--- Begin ---

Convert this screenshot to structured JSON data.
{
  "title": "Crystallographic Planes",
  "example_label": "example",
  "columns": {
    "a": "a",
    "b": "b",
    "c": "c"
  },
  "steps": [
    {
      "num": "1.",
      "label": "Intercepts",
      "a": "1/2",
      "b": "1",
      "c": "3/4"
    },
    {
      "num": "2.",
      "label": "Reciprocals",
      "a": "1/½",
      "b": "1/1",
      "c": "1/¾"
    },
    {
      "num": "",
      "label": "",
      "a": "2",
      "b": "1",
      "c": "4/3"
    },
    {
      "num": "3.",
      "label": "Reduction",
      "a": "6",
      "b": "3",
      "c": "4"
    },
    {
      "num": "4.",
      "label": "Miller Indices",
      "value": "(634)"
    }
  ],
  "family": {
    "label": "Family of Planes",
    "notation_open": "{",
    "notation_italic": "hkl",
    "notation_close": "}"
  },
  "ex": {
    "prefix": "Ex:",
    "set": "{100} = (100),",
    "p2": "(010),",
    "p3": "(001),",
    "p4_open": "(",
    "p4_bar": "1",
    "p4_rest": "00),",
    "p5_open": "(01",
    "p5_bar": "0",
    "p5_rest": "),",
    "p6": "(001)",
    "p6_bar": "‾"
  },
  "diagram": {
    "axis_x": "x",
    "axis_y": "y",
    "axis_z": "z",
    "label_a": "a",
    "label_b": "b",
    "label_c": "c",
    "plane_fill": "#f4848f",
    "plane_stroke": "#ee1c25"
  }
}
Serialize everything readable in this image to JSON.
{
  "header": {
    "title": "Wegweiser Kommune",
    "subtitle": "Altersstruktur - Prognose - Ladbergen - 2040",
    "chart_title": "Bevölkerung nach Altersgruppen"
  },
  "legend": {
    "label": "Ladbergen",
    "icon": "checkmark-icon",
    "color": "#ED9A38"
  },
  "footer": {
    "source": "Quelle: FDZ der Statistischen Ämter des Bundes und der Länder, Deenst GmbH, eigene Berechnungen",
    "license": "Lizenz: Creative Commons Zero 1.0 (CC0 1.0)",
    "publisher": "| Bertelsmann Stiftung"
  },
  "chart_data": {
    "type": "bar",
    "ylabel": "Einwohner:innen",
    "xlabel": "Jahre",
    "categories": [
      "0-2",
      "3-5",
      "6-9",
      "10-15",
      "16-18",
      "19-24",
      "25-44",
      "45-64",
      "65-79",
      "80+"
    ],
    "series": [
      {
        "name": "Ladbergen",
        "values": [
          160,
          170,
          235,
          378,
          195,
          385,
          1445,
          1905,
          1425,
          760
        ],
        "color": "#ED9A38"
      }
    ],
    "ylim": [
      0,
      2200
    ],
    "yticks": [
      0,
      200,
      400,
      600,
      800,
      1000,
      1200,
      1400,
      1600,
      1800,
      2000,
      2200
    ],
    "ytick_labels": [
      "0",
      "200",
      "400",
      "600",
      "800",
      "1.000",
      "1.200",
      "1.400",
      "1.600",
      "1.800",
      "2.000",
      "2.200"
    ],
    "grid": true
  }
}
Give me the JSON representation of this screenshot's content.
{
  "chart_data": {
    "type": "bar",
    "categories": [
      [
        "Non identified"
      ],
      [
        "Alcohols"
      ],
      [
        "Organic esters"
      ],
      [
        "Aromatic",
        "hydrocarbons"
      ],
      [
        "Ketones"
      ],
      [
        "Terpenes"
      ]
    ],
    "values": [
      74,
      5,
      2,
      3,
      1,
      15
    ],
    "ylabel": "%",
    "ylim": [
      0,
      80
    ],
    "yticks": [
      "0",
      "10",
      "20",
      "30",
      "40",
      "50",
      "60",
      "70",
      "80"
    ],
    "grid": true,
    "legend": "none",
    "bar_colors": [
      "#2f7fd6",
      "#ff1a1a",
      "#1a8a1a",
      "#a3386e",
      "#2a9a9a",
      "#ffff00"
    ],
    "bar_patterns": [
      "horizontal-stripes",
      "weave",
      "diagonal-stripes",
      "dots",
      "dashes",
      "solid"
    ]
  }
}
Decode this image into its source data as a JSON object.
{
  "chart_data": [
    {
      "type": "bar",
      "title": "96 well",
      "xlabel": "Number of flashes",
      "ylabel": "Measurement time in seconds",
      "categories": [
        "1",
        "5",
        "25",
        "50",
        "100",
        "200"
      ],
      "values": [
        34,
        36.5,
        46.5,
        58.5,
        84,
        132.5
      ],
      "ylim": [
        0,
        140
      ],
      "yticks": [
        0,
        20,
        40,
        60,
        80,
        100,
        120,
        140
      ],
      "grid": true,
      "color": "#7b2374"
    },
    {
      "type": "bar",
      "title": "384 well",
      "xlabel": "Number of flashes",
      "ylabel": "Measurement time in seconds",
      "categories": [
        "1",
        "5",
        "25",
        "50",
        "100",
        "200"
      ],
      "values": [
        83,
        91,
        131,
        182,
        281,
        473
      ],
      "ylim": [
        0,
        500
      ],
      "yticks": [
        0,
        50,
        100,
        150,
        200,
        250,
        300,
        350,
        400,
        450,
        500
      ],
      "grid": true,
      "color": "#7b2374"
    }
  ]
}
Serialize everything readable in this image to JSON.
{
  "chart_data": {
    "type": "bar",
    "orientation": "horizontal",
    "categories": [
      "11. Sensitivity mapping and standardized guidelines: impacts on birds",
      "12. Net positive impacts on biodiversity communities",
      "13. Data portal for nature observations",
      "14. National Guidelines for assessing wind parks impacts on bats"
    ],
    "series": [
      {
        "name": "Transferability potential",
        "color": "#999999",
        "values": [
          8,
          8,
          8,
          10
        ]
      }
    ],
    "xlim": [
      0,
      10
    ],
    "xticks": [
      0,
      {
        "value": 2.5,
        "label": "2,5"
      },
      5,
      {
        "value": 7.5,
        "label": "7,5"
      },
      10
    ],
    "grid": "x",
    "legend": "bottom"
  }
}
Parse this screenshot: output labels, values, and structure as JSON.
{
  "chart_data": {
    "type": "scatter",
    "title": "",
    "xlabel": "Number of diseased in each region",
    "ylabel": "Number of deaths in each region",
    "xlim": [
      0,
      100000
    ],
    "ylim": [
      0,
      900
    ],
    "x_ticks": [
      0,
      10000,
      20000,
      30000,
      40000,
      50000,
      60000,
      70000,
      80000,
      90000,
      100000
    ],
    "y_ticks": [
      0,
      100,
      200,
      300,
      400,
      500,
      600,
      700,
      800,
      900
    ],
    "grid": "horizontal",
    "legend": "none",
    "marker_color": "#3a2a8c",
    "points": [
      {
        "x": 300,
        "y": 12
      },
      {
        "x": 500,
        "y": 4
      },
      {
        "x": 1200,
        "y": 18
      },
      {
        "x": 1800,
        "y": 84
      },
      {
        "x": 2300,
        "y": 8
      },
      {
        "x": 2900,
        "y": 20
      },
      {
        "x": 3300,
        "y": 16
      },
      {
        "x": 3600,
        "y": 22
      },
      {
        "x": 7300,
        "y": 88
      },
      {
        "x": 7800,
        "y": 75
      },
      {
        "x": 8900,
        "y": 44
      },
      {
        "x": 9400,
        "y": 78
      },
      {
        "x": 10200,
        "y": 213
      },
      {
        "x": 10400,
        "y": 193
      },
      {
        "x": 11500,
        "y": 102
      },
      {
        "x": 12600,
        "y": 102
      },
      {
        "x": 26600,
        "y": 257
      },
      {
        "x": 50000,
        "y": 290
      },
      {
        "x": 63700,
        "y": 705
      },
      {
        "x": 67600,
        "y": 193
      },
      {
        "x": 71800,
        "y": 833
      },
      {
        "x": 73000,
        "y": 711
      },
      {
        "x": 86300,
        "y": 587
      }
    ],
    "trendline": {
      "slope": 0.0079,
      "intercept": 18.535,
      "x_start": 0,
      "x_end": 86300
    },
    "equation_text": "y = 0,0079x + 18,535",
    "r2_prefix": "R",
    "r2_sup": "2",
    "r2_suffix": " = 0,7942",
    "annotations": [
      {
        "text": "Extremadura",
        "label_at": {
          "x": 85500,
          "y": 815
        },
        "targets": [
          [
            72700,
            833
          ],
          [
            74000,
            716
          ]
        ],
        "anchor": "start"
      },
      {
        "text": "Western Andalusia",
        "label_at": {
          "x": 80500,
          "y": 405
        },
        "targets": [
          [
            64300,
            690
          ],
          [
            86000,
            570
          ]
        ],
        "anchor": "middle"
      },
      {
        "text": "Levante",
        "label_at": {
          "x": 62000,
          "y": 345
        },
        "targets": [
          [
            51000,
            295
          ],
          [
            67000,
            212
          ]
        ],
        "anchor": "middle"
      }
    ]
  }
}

--- End ---

Copy out each line of the listing that holds "stripes".

      "horizontal-stripes",
      "diagonal-stripes",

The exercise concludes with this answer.